# Written problem
Pull out each line of the records holding the string "triangle".

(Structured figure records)

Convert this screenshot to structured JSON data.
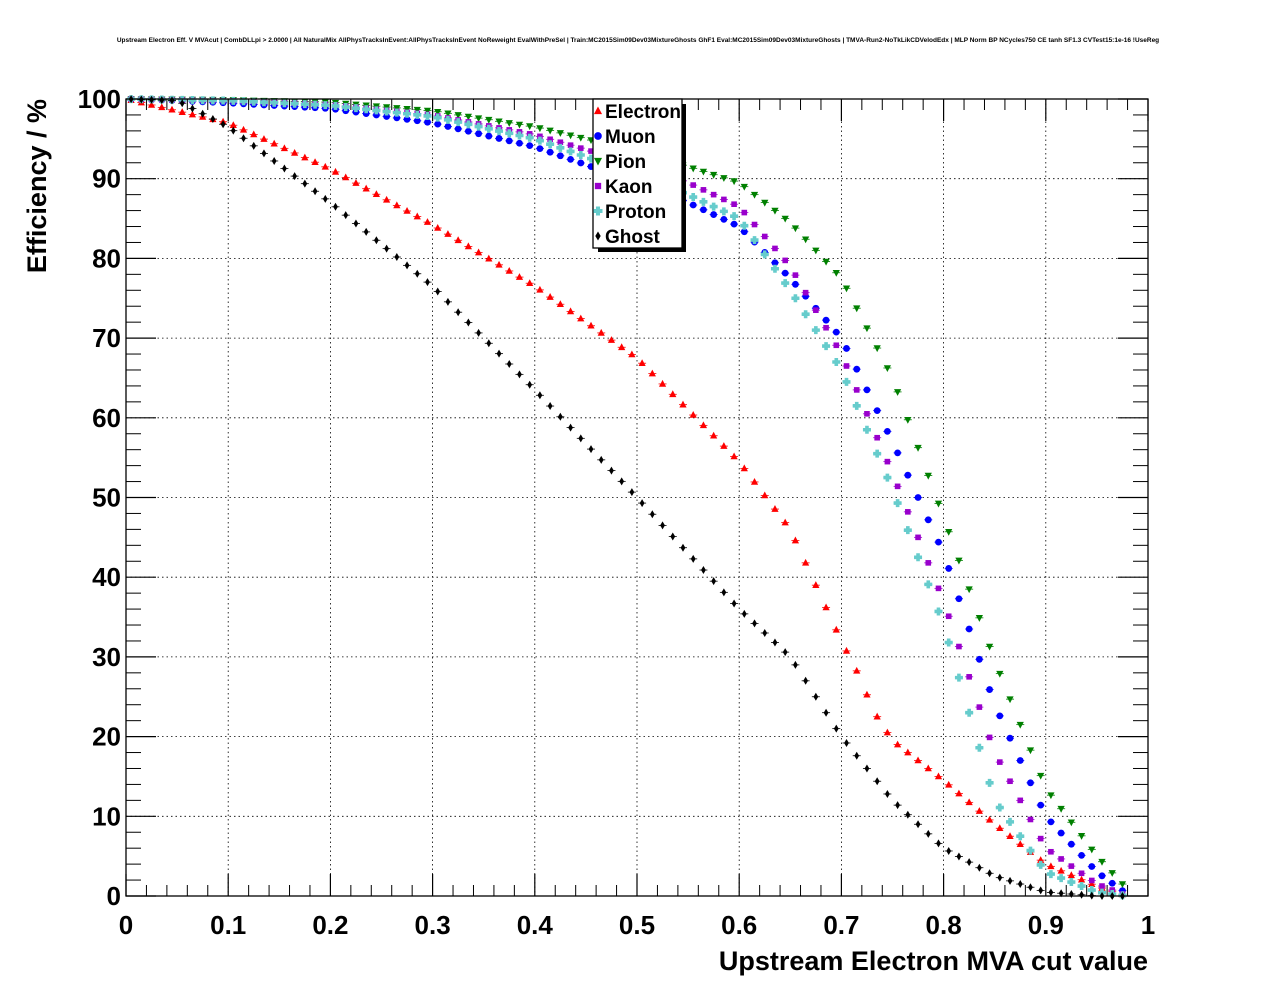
{
  "chart_data": {
    "type": "scatter",
    "title": "Upstream Electron Eff. V MVAcut | CombDLLpi > 2.0000 | All NaturalMix AllPhysTracksInEvent:AllPhysTracksInEvent NoReweight EvalWithPreSel | Train:MC2015Sim09Dev03MixtureGhosts GhF1 Eval:MC2015Sim09Dev03MixtureGhosts | TMVA-Run2-NoTkLikCDVelodEdx | MLP Norm BP NCycles750 CE tanh SF1.3 CVTest15:1e-16 !UseReg",
    "xlabel": "Upstream Electron MVA cut value",
    "ylabel": "Efficiency / %",
    "xlim": [
      0,
      1
    ],
    "ylim": [
      0,
      100
    ],
    "x_ticks": [
      "0",
      "0.1",
      "0.2",
      "0.3",
      "0.4",
      "0.5",
      "0.6",
      "0.7",
      "0.8",
      "0.9",
      "1"
    ],
    "y_ticks": [
      "0",
      "10",
      "20",
      "30",
      "40",
      "50",
      "60",
      "70",
      "80",
      "90",
      "100"
    ],
    "grid": true,
    "legend_position": "top-center",
    "x_step": 0.01,
    "series": [
      {
        "name": "Electron",
        "color": "#ff0000",
        "marker": "triangle-up",
        "points": [
          [
            0,
            100
          ],
          [
            0.1,
            97
          ],
          [
            0.2,
            91.2
          ],
          [
            0.3,
            84.2
          ],
          [
            0.4,
            76.5
          ],
          [
            0.5,
            67.5
          ],
          [
            0.6,
            54.5
          ],
          [
            0.65,
            46
          ],
          [
            0.7,
            32
          ],
          [
            0.72,
            27
          ],
          [
            0.73,
            23.5
          ],
          [
            0.75,
            19.5
          ],
          [
            0.8,
            14.5
          ],
          [
            0.85,
            9
          ],
          [
            0.9,
            4
          ],
          [
            0.95,
            1.2
          ],
          [
            0.98,
            0
          ]
        ]
      },
      {
        "name": "Muon",
        "color": "#0000ff",
        "marker": "circle",
        "points": [
          [
            0,
            100
          ],
          [
            0.05,
            99.8
          ],
          [
            0.1,
            99.5
          ],
          [
            0.2,
            98.8
          ],
          [
            0.3,
            97
          ],
          [
            0.4,
            94
          ],
          [
            0.5,
            89.5
          ],
          [
            0.55,
            87
          ],
          [
            0.6,
            84
          ],
          [
            0.65,
            77.5
          ],
          [
            0.7,
            70
          ],
          [
            0.75,
            57
          ],
          [
            0.8,
            43
          ],
          [
            0.85,
            24
          ],
          [
            0.9,
            10
          ],
          [
            0.95,
            3
          ],
          [
            0.98,
            0.2
          ]
        ]
      },
      {
        "name": "Pion",
        "color": "#008000",
        "marker": "triangle-down",
        "points": [
          [
            0,
            100
          ],
          [
            0.1,
            99.9
          ],
          [
            0.2,
            99.6
          ],
          [
            0.3,
            98.5
          ],
          [
            0.4,
            96.5
          ],
          [
            0.5,
            93.5
          ],
          [
            0.55,
            91.5
          ],
          [
            0.6,
            89.5
          ],
          [
            0.65,
            84.5
          ],
          [
            0.7,
            77.5
          ],
          [
            0.75,
            65
          ],
          [
            0.8,
            47.5
          ],
          [
            0.85,
            29.5
          ],
          [
            0.9,
            13.5
          ],
          [
            0.95,
            5
          ],
          [
            0.98,
            0.8
          ]
        ]
      },
      {
        "name": "Kaon",
        "color": "#9900cc",
        "marker": "square",
        "points": [
          [
            0,
            100
          ],
          [
            0.1,
            99.8
          ],
          [
            0.2,
            99.3
          ],
          [
            0.3,
            98
          ],
          [
            0.4,
            95.5
          ],
          [
            0.5,
            91.8
          ],
          [
            0.55,
            89.5
          ],
          [
            0.6,
            86.5
          ],
          [
            0.65,
            79
          ],
          [
            0.7,
            68
          ],
          [
            0.75,
            53
          ],
          [
            0.8,
            37
          ],
          [
            0.85,
            18
          ],
          [
            0.9,
            6
          ],
          [
            0.95,
            1.5
          ],
          [
            0.98,
            0
          ]
        ]
      },
      {
        "name": "Proton",
        "color": "#66cccc",
        "marker": "cross",
        "points": [
          [
            0,
            100
          ],
          [
            0.1,
            99.8
          ],
          [
            0.2,
            99.2
          ],
          [
            0.3,
            97.8
          ],
          [
            0.4,
            95
          ],
          [
            0.5,
            90.5
          ],
          [
            0.55,
            88
          ],
          [
            0.6,
            85
          ],
          [
            0.65,
            76
          ],
          [
            0.7,
            66
          ],
          [
            0.75,
            51
          ],
          [
            0.8,
            34
          ],
          [
            0.85,
            12
          ],
          [
            0.9,
            3
          ],
          [
            0.95,
            0.5
          ],
          [
            0.98,
            0
          ]
        ]
      },
      {
        "name": "Ghost",
        "color": "#000000",
        "marker": "diamond",
        "points": [
          [
            0,
            100
          ],
          [
            0.05,
            99.8
          ],
          [
            0.1,
            96.5
          ],
          [
            0.2,
            87
          ],
          [
            0.3,
            76.5
          ],
          [
            0.4,
            63.5
          ],
          [
            0.5,
            50
          ],
          [
            0.6,
            36
          ],
          [
            0.65,
            30
          ],
          [
            0.7,
            20
          ],
          [
            0.75,
            12
          ],
          [
            0.8,
            6
          ],
          [
            0.85,
            2.5
          ],
          [
            0.9,
            0.5
          ],
          [
            0.95,
            0
          ],
          [
            0.98,
            0
          ]
        ]
      }
    ]
  }
}
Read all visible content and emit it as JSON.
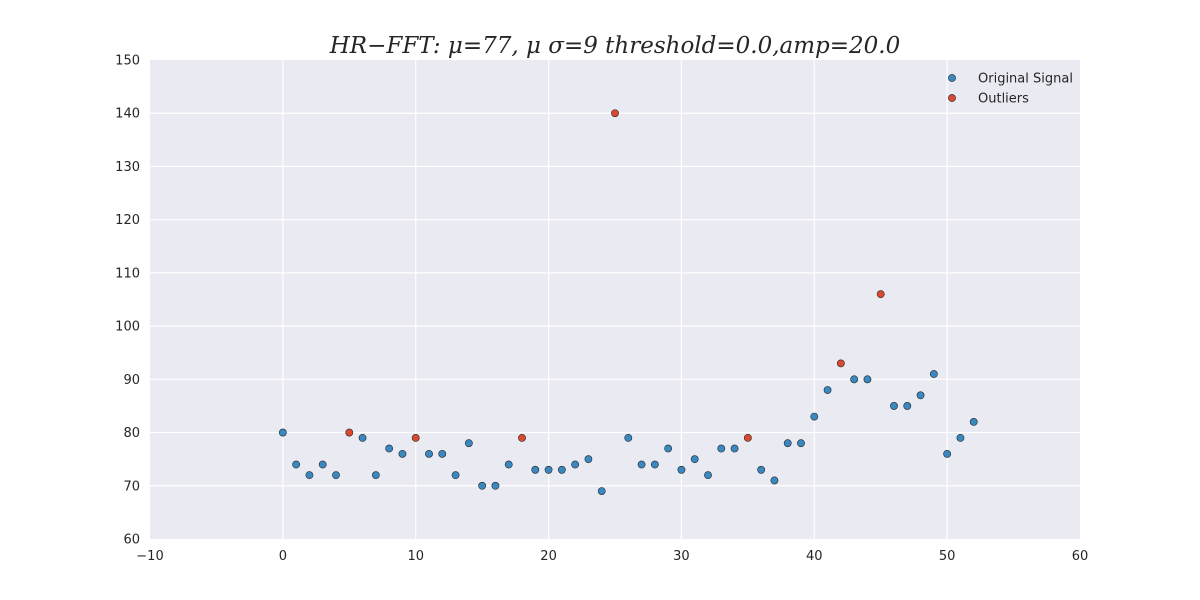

# Task output
        "marker": "triangle-up",
        "marker": "triangle-down",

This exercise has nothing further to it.